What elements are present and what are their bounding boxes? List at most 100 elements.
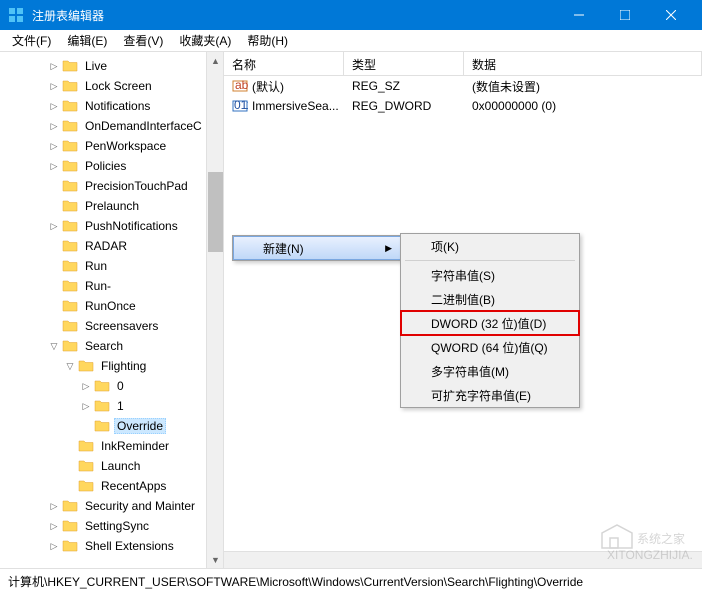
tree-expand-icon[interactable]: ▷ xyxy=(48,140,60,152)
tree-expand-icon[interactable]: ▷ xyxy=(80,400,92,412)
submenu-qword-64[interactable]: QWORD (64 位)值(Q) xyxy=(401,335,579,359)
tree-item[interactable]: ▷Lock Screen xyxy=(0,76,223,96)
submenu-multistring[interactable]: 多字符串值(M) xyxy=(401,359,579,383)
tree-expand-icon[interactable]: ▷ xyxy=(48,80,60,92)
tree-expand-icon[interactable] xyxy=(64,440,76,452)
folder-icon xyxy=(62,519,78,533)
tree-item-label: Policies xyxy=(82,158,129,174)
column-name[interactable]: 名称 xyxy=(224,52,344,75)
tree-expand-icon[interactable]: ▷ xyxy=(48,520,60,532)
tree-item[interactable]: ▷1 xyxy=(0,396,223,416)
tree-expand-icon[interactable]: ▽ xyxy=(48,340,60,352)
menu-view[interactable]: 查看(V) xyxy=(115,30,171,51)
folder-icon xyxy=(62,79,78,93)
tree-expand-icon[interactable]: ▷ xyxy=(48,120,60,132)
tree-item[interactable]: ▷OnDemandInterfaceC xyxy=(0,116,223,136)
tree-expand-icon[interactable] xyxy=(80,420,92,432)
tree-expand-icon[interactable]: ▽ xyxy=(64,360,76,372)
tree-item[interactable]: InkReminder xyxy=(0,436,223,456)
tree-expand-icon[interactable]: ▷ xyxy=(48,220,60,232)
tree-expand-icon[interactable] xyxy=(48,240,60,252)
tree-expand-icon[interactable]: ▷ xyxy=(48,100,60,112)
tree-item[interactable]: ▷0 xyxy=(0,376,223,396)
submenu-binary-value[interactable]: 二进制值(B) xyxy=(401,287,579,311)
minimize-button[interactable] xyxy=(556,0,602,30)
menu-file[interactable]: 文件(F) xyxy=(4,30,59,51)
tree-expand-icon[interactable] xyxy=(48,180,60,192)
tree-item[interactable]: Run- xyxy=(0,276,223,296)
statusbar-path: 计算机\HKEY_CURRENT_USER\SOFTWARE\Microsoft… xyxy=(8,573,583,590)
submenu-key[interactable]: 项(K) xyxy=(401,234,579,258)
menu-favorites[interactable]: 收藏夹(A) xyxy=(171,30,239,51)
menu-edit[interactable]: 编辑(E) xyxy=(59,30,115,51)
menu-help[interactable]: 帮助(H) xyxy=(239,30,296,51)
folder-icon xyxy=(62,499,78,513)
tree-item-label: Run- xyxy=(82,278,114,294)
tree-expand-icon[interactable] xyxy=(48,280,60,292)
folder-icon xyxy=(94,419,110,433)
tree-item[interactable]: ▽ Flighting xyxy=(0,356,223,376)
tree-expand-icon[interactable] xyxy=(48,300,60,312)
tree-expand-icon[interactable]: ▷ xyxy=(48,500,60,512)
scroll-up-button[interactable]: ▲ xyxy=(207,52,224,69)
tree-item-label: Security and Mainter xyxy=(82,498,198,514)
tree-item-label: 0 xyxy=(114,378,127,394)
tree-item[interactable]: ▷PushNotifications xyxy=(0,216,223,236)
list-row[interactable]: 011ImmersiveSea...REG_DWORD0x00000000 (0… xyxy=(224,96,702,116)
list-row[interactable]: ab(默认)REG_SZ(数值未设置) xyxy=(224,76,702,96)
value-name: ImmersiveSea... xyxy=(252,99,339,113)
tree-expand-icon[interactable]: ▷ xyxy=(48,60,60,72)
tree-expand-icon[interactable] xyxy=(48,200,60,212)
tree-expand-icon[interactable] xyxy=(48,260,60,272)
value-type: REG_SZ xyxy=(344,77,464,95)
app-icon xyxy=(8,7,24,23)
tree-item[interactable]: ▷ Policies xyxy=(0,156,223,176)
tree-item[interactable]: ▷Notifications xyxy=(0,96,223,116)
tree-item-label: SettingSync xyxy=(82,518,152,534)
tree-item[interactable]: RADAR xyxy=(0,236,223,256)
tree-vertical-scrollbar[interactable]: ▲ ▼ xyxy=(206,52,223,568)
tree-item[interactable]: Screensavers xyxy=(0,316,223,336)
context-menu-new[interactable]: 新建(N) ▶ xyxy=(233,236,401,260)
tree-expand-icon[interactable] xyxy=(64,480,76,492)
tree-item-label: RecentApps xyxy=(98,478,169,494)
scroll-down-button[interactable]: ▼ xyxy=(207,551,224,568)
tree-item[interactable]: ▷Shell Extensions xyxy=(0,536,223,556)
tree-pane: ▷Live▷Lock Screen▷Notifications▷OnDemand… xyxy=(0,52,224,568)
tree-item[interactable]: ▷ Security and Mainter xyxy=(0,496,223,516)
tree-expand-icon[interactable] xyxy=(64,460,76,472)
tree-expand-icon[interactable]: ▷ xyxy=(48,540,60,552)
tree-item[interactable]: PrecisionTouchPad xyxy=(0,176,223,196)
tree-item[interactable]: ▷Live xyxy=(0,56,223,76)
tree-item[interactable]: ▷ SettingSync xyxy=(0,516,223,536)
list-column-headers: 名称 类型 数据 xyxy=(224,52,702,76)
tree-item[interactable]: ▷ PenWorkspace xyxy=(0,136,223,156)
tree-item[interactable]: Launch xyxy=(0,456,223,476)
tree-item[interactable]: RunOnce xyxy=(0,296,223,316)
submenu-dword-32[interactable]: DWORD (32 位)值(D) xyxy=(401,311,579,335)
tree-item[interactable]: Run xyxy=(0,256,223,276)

-- -- --

Short task
Report every line in the entries above that contains the string "Live", treating uppercase and lowercase as different.

Task solution
tree-pane: ▷Live▷Lock Screen▷Notifications▷OnDemand… xyxy=(0,52,224,568)
tree-item[interactable]: ▷Live xyxy=(0,56,223,76)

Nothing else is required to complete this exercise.